> Problem statement
Write out each line exactly as given. Leave the pictures out of your copy.

═════ Source records

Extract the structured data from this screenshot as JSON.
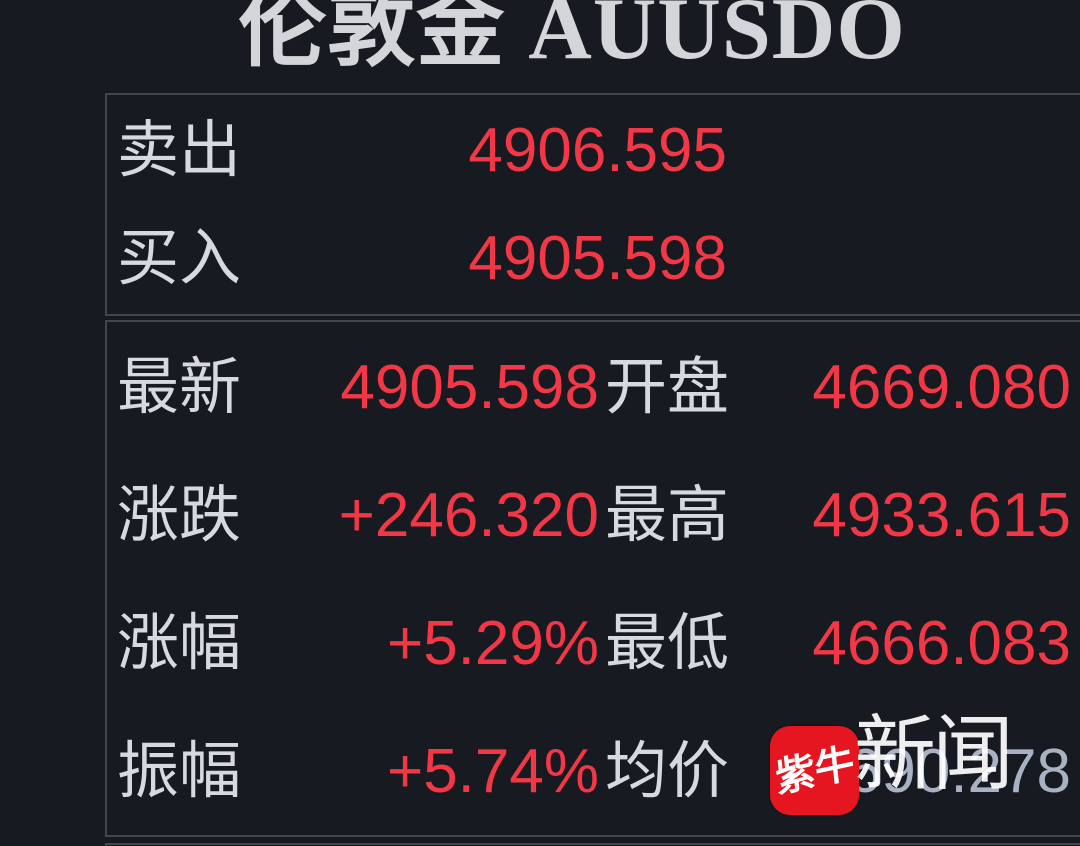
{
  "title": "伦敦金 AUUSDO",
  "colors": {
    "background": "#171a20",
    "panel_border": "#42464e",
    "label_text": "#d6d9df",
    "price_up_red": "#f23847",
    "muted_value": "#a8b2c3",
    "watermark_icon_red": "#e5161f"
  },
  "quote_panel": {
    "rows": [
      {
        "label": "卖出",
        "value": "4906.595"
      },
      {
        "label": "买入",
        "value": "4905.598"
      }
    ]
  },
  "stats_panel": {
    "rows": [
      {
        "label_left": "最新",
        "value_left": "4905.598",
        "label_right": "开盘",
        "value_right": "4669.080"
      },
      {
        "label_left": "涨跌",
        "value_left": "+246.320",
        "label_right": "最高",
        "value_right": "4933.615"
      },
      {
        "label_left": "涨幅",
        "value_left": "+5.29%",
        "label_right": "最低",
        "value_right": "4666.083"
      },
      {
        "label_left": "振幅",
        "value_left": "+5.74%",
        "label_right": "均价",
        "value_right": "4690.278"
      }
    ]
  },
  "watermark": {
    "icon_text": "紫牛",
    "label": "新闻"
  }
}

══════════

> Full solution
Extract the structured data from this screenshot as JSON.
{
  "title": "伦敦金 AUUSDO",
  "colors": {
    "background": "#171a20",
    "panel_border": "#42464e",
    "label_text": "#d6d9df",
    "price_up_red": "#f23847",
    "muted_value": "#a8b2c3",
    "watermark_icon_red": "#e5161f"
  },
  "quote_panel": {
    "rows": [
      {
        "label": "卖出",
        "value": "4906.595"
      },
      {
        "label": "买入",
        "value": "4905.598"
      }
    ]
  },
  "stats_panel": {
    "rows": [
      {
        "label_left": "最新",
        "value_left": "4905.598",
        "label_right": "开盘",
        "value_right": "4669.080"
      },
      {
        "label_left": "涨跌",
        "value_left": "+246.320",
        "label_right": "最高",
        "value_right": "4933.615"
      },
      {
        "label_left": "涨幅",
        "value_left": "+5.29%",
        "label_right": "最低",
        "value_right": "4666.083"
      },
      {
        "label_left": "振幅",
        "value_left": "+5.74%",
        "label_right": "均价",
        "value_right": "4690.278"
      }
    ]
  },
  "watermark": {
    "icon_text": "紫牛",
    "label": "新闻"
  }
}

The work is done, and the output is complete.